### Given records
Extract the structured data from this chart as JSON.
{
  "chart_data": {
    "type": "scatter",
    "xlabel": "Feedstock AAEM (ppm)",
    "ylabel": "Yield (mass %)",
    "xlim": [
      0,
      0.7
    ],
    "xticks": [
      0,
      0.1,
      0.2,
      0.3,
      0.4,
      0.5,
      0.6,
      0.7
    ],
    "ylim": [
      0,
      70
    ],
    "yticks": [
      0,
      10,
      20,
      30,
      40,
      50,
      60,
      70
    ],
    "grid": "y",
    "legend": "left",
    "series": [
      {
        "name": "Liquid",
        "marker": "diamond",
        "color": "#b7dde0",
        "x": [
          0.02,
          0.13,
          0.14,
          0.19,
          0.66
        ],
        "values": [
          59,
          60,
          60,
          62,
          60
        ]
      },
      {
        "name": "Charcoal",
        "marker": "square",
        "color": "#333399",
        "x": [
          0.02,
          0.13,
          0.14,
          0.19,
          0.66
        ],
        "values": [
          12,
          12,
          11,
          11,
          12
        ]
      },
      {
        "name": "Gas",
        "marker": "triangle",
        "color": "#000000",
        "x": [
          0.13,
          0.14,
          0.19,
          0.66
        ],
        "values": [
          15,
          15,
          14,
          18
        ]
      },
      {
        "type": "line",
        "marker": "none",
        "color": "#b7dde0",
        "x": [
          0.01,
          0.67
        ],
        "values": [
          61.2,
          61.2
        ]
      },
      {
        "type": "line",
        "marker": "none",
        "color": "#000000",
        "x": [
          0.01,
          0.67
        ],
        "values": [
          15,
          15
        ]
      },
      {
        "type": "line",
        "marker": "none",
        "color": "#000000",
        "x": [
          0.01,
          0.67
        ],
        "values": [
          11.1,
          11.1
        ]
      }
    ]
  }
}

### Exercise brief
Reproduce the data in full, exactly as presented.

### Answer to the problem
Extract the structured data from this chart as JSON.
{
  "chart_data": {
    "type": "scatter",
    "xlabel": "Feedstock AAEM (ppm)",
    "ylabel": "Yield (mass %)",
    "xlim": [
      0,
      0.7
    ],
    "xticks": [
      0,
      0.1,
      0.2,
      0.3,
      0.4,
      0.5,
      0.6,
      0.7
    ],
    "ylim": [
      0,
      70
    ],
    "yticks": [
      0,
      10,
      20,
      30,
      40,
      50,
      60,
      70
    ],
    "grid": "y",
    "legend": "left",
    "series": [
      {
        "name": "Liquid",
        "marker": "diamond",
        "color": "#b7dde0",
        "x": [
          0.02,
          0.13,
          0.14,
          0.19,
          0.66
        ],
        "values": [
          59,
          60,
          60,
          62,
          60
        ]
      },
      {
        "name": "Charcoal",
        "marker": "square",
        "color": "#333399",
        "x": [
          0.02,
          0.13,
          0.14,
          0.19,
          0.66
        ],
        "values": [
          12,
          12,
          11,
          11,
          12
        ]
      },
      {
        "name": "Gas",
        "marker": "triangle",
        "color": "#000000",
        "x": [
          0.13,
          0.14,
          0.19,
          0.66
        ],
        "values": [
          15,
          15,
          14,
          18
        ]
      },
      {
        "type": "line",
        "marker": "none",
        "color": "#b7dde0",
        "x": [
          0.01,
          0.67
        ],
        "values": [
          61.2,
          61.2
        ]
      },
      {
        "type": "line",
        "marker": "none",
        "color": "#000000",
        "x": [
          0.01,
          0.67
        ],
        "values": [
          15,
          15
        ]
      },
      {
        "type": "line",
        "marker": "none",
        "color": "#000000",
        "x": [
          0.01,
          0.67
        ],
        "values": [
          11.1,
          11.1
        ]
      }
    ]
  }
}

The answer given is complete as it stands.